| What the task requires |
Images excluded, repeat each entry below exactly.

%%

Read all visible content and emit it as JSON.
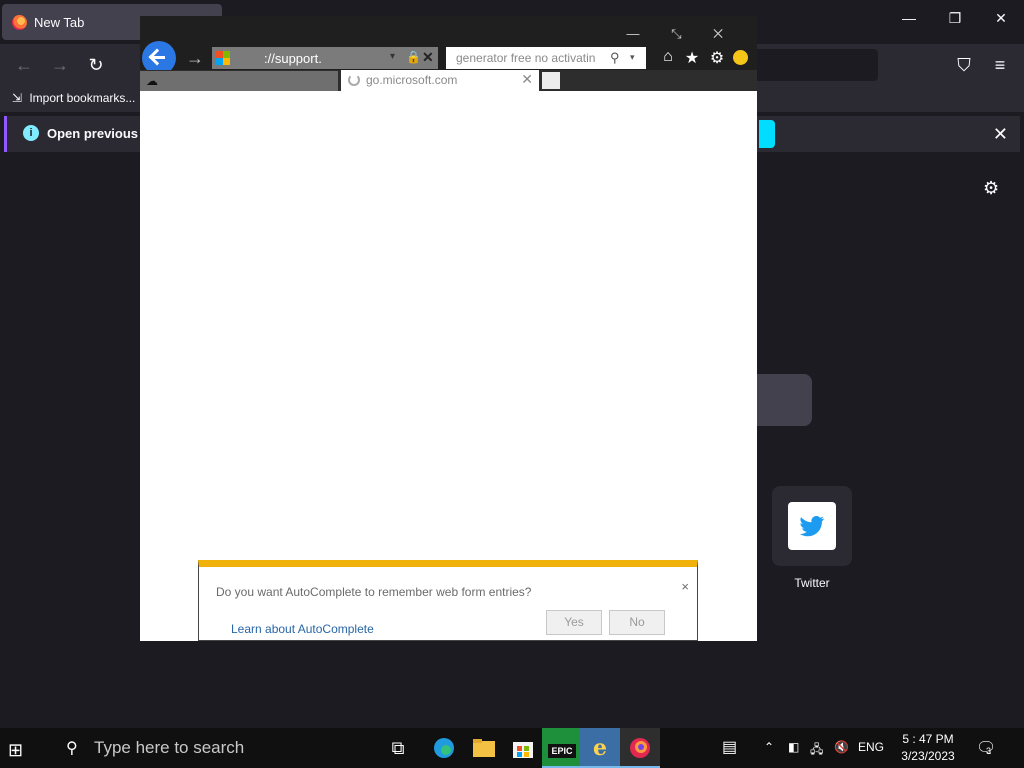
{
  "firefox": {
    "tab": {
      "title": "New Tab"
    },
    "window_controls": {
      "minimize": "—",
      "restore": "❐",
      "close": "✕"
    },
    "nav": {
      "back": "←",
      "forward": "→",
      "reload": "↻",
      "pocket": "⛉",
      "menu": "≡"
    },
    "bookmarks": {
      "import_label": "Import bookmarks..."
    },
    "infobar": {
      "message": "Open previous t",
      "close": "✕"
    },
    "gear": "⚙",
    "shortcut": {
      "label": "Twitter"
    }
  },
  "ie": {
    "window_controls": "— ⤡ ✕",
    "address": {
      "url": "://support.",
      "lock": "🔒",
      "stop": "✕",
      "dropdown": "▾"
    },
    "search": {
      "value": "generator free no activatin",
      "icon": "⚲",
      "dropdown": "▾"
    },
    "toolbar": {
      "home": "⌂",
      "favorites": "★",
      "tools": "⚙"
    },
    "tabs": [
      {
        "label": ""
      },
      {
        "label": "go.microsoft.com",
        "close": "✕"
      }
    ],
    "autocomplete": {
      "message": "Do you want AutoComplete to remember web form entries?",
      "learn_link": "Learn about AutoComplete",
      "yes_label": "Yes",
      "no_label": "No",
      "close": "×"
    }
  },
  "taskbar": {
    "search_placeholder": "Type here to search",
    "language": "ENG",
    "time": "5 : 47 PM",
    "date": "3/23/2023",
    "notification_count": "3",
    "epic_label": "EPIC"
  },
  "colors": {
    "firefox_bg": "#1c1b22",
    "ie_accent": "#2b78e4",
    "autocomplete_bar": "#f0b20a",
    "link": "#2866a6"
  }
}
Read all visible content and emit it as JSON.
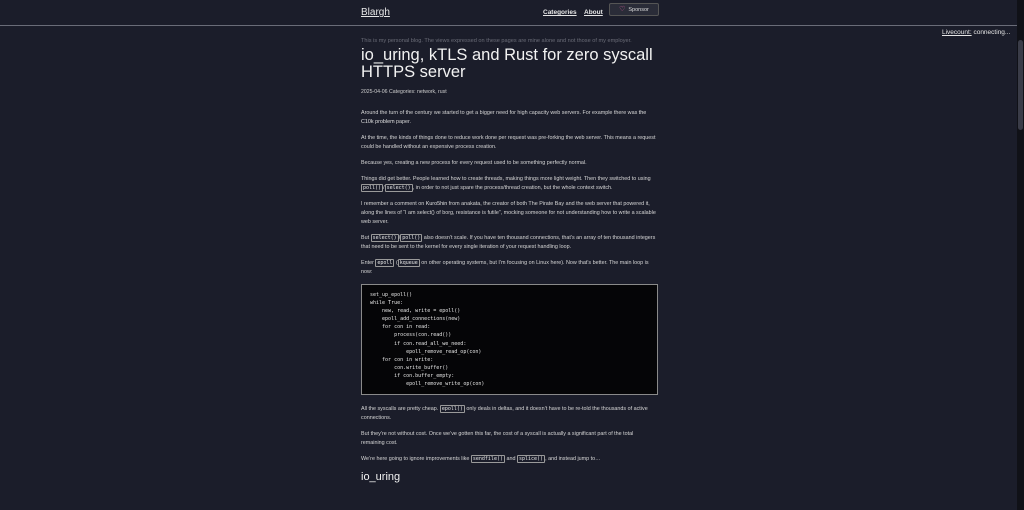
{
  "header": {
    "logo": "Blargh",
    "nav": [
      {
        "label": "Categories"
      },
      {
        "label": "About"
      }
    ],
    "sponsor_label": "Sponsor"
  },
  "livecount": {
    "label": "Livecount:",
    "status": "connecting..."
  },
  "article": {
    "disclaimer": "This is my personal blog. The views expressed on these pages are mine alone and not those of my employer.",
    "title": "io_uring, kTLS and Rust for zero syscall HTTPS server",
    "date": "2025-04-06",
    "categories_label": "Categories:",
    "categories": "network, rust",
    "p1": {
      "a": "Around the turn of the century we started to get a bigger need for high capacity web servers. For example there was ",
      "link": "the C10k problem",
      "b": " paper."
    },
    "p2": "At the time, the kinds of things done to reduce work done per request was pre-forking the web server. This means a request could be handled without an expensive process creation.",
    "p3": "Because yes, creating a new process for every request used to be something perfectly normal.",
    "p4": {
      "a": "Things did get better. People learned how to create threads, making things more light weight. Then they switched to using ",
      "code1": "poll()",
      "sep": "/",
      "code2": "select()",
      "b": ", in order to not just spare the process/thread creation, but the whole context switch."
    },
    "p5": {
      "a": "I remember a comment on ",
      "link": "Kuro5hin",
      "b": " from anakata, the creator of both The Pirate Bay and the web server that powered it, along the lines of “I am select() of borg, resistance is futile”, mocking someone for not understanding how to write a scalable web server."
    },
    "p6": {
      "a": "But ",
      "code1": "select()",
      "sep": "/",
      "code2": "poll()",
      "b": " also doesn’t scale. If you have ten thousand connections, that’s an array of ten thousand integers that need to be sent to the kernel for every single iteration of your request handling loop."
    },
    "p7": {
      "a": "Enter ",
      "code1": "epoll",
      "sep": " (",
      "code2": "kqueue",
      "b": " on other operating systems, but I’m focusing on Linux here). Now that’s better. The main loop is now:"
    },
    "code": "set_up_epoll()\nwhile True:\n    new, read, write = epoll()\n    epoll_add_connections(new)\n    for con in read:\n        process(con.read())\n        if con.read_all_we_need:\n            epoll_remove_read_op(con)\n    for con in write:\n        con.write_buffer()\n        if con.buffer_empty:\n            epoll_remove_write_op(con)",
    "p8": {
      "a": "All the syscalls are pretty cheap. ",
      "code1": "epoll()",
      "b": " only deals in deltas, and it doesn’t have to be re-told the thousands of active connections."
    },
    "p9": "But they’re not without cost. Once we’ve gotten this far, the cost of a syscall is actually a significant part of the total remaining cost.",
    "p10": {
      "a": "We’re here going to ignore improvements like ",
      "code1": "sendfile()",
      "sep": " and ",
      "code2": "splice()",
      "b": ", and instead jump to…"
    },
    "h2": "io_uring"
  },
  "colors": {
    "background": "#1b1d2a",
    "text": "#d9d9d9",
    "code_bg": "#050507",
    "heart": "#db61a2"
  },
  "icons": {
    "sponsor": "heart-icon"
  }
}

%%

| Response for this exercise |
Read all visible content and emit it as JSON.
{
  "firefox": {
    "tab": {
      "title": "New Tab"
    },
    "window_controls": {
      "minimize": "—",
      "restore": "❐",
      "close": "✕"
    },
    "nav": {
      "back": "←",
      "forward": "→",
      "reload": "↻",
      "pocket": "⛉",
      "menu": "≡"
    },
    "bookmarks": {
      "import_label": "Import bookmarks..."
    },
    "infobar": {
      "message": "Open previous t",
      "close": "✕"
    },
    "gear": "⚙",
    "shortcut": {
      "label": "Twitter"
    }
  },
  "ie": {
    "window_controls": "— ⤡ ✕",
    "address": {
      "url": "://support.",
      "lock": "🔒",
      "stop": "✕",
      "dropdown": "▾"
    },
    "search": {
      "value": "generator free no activatin",
      "icon": "⚲",
      "dropdown": "▾"
    },
    "toolbar": {
      "home": "⌂",
      "favorites": "★",
      "tools": "⚙"
    },
    "tabs": [
      {
        "label": ""
      },
      {
        "label": "go.microsoft.com",
        "close": "✕"
      }
    ],
    "autocomplete": {
      "message": "Do you want AutoComplete to remember web form entries?",
      "learn_link": "Learn about AutoComplete",
      "yes_label": "Yes",
      "no_label": "No",
      "close": "×"
    }
  },
  "taskbar": {
    "search_placeholder": "Type here to search",
    "language": "ENG",
    "time": "5 : 47 PM",
    "date": "3/23/2023",
    "notification_count": "3",
    "epic_label": "EPIC"
  },
  "colors": {
    "firefox_bg": "#1c1b22",
    "ie_accent": "#2b78e4",
    "autocomplete_bar": "#f0b20a",
    "link": "#2866a6"
  }
}
Read all visible content and emit it as JSON.
{
  "header": {
    "logo": "Blargh",
    "nav": [
      {
        "label": "Categories"
      },
      {
        "label": "About"
      }
    ],
    "sponsor_label": "Sponsor"
  },
  "livecount": {
    "label": "Livecount:",
    "status": "connecting..."
  },
  "article": {
    "disclaimer": "This is my personal blog. The views expressed on these pages are mine alone and not those of my employer.",
    "title": "io_uring, kTLS and Rust for zero syscall HTTPS server",
    "date": "2025-04-06",
    "categories_label": "Categories:",
    "categories": "network, rust",
    "p1": {
      "a": "Around the turn of the century we started to get a bigger need for high capacity web servers. For example there was ",
      "link": "the C10k problem",
      "b": " paper."
    },
    "p2": "At the time, the kinds of things done to reduce work done per request was pre-forking the web server. This means a request could be handled without an expensive process creation.",
    "p3": "Because yes, creating a new process for every request used to be something perfectly normal.",
    "p4": {
      "a": "Things did get better. People learned how to create threads, making things more light weight. Then they switched to using ",
      "code1": "poll()",
      "sep": "/",
      "code2": "select()",
      "b": ", in order to not just spare the process/thread creation, but the whole context switch."
    },
    "p5": {
      "a": "I remember a comment on ",
      "link": "Kuro5hin",
      "b": " from anakata, the creator of both The Pirate Bay and the web server that powered it, along the lines of “I am select() of borg, resistance is futile”, mocking someone for not understanding how to write a scalable web server."
    },
    "p6": {
      "a": "But ",
      "code1": "select()",
      "sep": "/",
      "code2": "poll()",
      "b": " also doesn’t scale. If you have ten thousand connections, that’s an array of ten thousand integers that need to be sent to the kernel for every single iteration of your request handling loop."
    },
    "p7": {
      "a": "Enter ",
      "code1": "epoll",
      "sep": " (",
      "code2": "kqueue",
      "b": " on other operating systems, but I’m focusing on Linux here). Now that’s better. The main loop is now:"
    },
    "code": "set_up_epoll()\nwhile True:\n    new, read, write = epoll()\n    epoll_add_connections(new)\n    for con in read:\n        process(con.read())\n        if con.read_all_we_need:\n            epoll_remove_read_op(con)\n    for con in write:\n        con.write_buffer()\n        if con.buffer_empty:\n            epoll_remove_write_op(con)",
    "p8": {
      "a": "All the syscalls are pretty cheap. ",
      "code1": "epoll()",
      "b": " only deals in deltas, and it doesn’t have to be re-told the thousands of active connections."
    },
    "p9": "But they’re not without cost. Once we’ve gotten this far, the cost of a syscall is actually a significant part of the total remaining cost.",
    "p10": {
      "a": "We’re here going to ignore improvements like ",
      "code1": "sendfile()",
      "sep": " and ",
      "code2": "splice()",
      "b": ", and instead jump to…"
    },
    "h2": "io_uring"
  },
  "colors": {
    "background": "#1b1d2a",
    "text": "#d9d9d9",
    "code_bg": "#050507",
    "heart": "#db61a2"
  },
  "icons": {
    "sponsor": "heart-icon"
  }
}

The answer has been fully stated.